YOUR OBJECTIVE –
Only the lines from the one containing "Parse this chart and return its data as JSON." to the end of the records should be written out, exactly and with both ends included; pictures are excluded.
---
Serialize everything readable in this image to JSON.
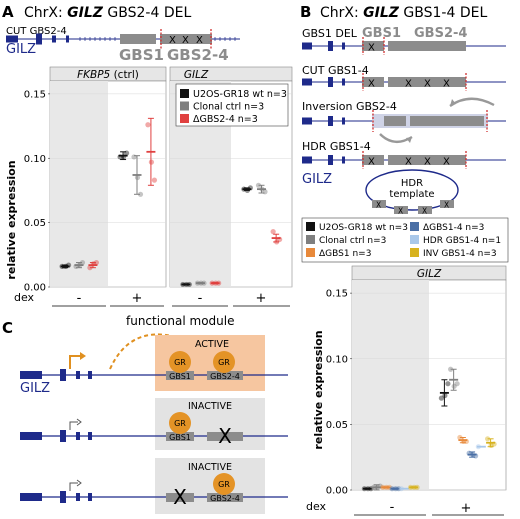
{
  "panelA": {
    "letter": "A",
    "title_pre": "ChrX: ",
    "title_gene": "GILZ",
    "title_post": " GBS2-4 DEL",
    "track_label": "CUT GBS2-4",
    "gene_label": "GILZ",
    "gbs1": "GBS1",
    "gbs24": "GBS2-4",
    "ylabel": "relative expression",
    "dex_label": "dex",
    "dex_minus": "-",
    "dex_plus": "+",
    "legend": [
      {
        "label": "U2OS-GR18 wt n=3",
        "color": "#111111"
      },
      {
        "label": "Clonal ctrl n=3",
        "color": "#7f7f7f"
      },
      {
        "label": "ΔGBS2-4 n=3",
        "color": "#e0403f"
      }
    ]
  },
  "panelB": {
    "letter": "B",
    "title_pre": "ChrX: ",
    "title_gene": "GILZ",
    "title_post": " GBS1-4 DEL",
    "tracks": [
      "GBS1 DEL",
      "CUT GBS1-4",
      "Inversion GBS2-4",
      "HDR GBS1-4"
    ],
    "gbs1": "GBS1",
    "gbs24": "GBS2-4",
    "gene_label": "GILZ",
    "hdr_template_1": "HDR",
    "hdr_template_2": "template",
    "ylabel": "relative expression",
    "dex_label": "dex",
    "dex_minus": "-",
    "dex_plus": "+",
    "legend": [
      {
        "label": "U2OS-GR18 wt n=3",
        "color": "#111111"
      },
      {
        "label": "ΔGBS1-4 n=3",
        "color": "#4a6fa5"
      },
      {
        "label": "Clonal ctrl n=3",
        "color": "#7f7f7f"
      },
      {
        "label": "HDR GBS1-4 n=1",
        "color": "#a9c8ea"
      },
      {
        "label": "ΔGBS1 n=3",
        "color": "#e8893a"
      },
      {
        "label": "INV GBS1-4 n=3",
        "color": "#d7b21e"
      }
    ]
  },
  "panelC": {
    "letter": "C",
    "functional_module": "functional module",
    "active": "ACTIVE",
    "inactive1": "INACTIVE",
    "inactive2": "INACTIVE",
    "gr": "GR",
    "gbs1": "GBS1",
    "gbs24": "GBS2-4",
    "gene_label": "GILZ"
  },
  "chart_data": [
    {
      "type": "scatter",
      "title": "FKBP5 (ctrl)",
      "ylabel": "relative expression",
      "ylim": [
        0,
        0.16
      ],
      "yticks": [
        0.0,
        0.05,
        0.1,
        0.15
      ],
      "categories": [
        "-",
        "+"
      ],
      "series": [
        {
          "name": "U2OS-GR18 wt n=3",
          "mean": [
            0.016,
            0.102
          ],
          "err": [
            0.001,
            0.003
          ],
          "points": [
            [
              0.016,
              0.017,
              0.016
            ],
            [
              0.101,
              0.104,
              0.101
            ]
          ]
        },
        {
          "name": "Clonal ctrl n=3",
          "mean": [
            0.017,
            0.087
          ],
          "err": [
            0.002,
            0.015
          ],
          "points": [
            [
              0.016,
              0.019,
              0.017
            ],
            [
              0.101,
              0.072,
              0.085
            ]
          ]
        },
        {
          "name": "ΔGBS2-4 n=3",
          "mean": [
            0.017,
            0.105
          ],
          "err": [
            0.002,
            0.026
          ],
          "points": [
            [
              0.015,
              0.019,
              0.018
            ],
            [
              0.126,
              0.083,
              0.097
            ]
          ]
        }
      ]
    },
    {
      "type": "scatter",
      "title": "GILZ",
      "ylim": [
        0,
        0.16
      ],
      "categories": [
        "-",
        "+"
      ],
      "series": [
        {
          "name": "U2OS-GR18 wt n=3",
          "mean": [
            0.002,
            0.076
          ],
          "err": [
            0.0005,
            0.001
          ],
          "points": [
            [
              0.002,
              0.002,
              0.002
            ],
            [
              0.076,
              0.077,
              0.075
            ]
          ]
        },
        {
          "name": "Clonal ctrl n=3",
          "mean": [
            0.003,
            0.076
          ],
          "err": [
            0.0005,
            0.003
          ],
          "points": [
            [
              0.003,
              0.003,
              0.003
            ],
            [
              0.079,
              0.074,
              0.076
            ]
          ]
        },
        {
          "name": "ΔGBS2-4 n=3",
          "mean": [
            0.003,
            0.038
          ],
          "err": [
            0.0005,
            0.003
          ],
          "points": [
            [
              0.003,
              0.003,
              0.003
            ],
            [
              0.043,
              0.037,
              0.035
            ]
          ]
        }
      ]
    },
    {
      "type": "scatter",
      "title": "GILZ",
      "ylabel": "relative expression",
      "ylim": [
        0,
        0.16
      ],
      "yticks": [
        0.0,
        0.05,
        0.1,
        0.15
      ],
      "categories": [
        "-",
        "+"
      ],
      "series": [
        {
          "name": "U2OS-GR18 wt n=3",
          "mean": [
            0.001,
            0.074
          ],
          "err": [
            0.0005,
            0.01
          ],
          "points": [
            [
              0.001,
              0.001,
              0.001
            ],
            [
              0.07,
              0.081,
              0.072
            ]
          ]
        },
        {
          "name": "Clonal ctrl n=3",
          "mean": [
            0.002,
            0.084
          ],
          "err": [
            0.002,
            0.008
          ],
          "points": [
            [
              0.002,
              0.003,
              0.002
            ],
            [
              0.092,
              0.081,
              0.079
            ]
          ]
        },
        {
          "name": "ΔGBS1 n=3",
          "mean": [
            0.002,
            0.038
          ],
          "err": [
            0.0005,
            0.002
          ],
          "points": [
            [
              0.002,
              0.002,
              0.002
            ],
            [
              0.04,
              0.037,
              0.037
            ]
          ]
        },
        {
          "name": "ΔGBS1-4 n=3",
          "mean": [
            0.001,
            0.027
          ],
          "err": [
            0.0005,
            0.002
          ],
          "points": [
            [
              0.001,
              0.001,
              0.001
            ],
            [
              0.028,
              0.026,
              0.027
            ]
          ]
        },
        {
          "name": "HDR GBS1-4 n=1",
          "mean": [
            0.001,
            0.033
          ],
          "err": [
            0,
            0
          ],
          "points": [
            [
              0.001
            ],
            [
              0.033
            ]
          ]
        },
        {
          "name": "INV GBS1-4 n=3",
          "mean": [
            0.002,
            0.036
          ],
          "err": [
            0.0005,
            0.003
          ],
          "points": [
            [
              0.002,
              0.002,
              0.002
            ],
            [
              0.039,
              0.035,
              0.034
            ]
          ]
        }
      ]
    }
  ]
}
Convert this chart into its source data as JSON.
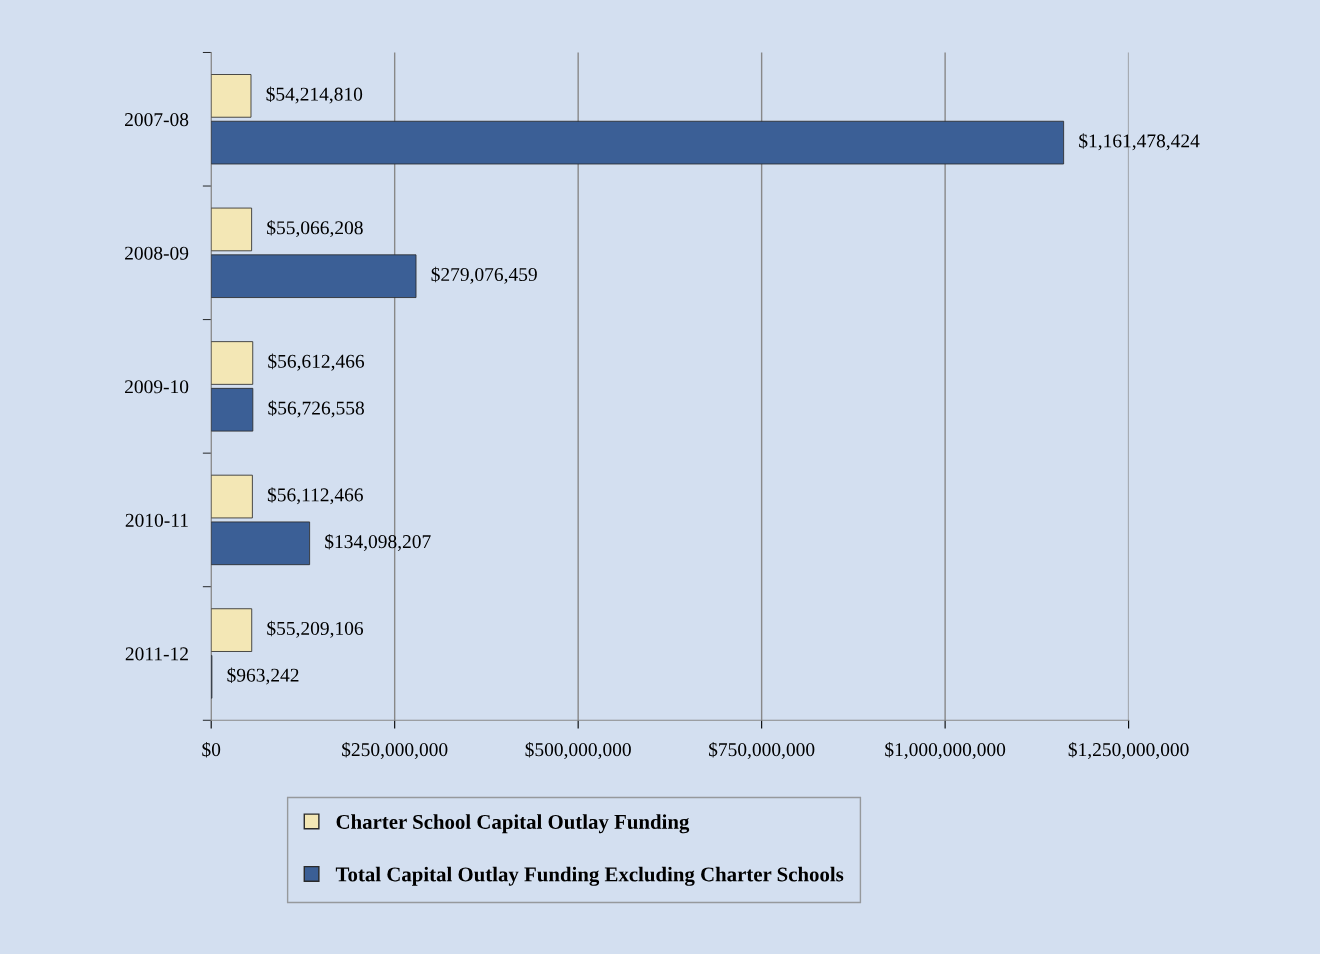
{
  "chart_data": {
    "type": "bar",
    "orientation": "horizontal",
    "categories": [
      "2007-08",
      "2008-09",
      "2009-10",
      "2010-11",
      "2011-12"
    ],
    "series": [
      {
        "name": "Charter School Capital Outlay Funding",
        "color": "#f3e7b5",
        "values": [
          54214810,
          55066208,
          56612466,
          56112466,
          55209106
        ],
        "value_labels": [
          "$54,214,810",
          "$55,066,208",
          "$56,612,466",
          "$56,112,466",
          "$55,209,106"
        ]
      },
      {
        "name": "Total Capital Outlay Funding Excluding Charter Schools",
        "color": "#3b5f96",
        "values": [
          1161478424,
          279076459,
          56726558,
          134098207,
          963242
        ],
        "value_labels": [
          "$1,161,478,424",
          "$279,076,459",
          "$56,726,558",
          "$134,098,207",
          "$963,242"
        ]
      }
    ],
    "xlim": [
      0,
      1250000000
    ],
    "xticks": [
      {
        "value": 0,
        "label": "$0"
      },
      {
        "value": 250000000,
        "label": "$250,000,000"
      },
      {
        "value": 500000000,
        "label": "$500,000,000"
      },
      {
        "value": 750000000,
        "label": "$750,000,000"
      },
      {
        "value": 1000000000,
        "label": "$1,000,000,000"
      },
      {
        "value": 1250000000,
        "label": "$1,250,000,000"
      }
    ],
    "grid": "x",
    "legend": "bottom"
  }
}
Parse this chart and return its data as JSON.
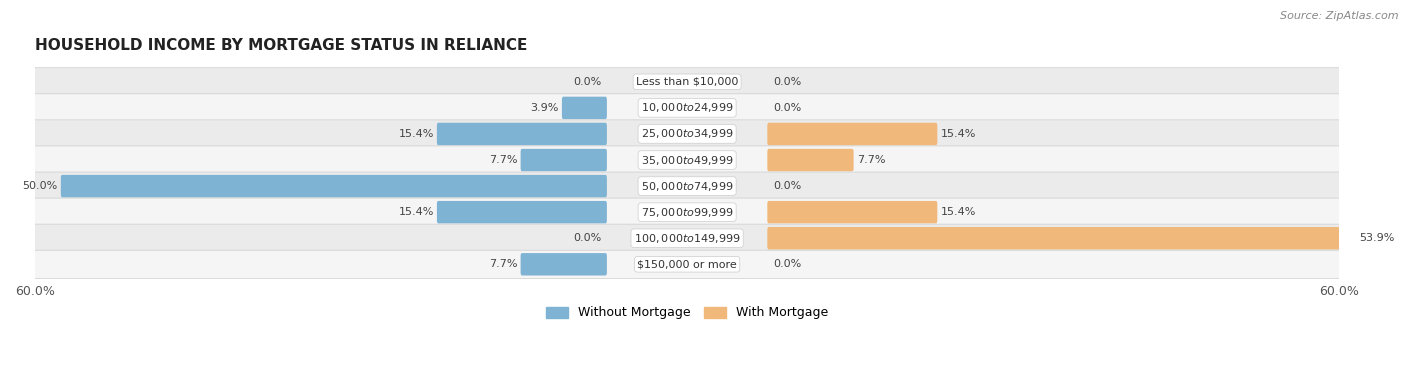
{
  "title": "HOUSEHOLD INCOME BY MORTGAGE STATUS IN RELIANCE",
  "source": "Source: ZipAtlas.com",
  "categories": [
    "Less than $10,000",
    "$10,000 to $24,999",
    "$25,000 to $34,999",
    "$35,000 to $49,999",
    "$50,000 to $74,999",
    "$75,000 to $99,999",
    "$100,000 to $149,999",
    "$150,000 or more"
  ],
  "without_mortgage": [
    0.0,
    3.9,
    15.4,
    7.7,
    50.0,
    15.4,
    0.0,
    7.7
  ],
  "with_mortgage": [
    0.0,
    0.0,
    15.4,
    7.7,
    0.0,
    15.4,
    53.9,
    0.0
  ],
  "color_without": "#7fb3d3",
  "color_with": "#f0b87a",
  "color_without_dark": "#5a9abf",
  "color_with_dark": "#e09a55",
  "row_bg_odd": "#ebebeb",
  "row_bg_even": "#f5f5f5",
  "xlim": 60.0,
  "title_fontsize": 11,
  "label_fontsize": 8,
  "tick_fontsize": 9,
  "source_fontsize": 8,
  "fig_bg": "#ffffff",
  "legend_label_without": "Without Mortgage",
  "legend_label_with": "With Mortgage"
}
---
SOLUTION FOR THIS TASK –
Parse this chart and return its data as JSON.
{
  "title": "HOUSEHOLD INCOME BY MORTGAGE STATUS IN RELIANCE",
  "source": "Source: ZipAtlas.com",
  "categories": [
    "Less than $10,000",
    "$10,000 to $24,999",
    "$25,000 to $34,999",
    "$35,000 to $49,999",
    "$50,000 to $74,999",
    "$75,000 to $99,999",
    "$100,000 to $149,999",
    "$150,000 or more"
  ],
  "without_mortgage": [
    0.0,
    3.9,
    15.4,
    7.7,
    50.0,
    15.4,
    0.0,
    7.7
  ],
  "with_mortgage": [
    0.0,
    0.0,
    15.4,
    7.7,
    0.0,
    15.4,
    53.9,
    0.0
  ],
  "color_without": "#7fb3d3",
  "color_with": "#f0b87a",
  "color_without_dark": "#5a9abf",
  "color_with_dark": "#e09a55",
  "row_bg_odd": "#ebebeb",
  "row_bg_even": "#f5f5f5",
  "xlim": 60.0,
  "title_fontsize": 11,
  "label_fontsize": 8,
  "tick_fontsize": 9,
  "source_fontsize": 8,
  "fig_bg": "#ffffff",
  "legend_label_without": "Without Mortgage",
  "legend_label_with": "With Mortgage"
}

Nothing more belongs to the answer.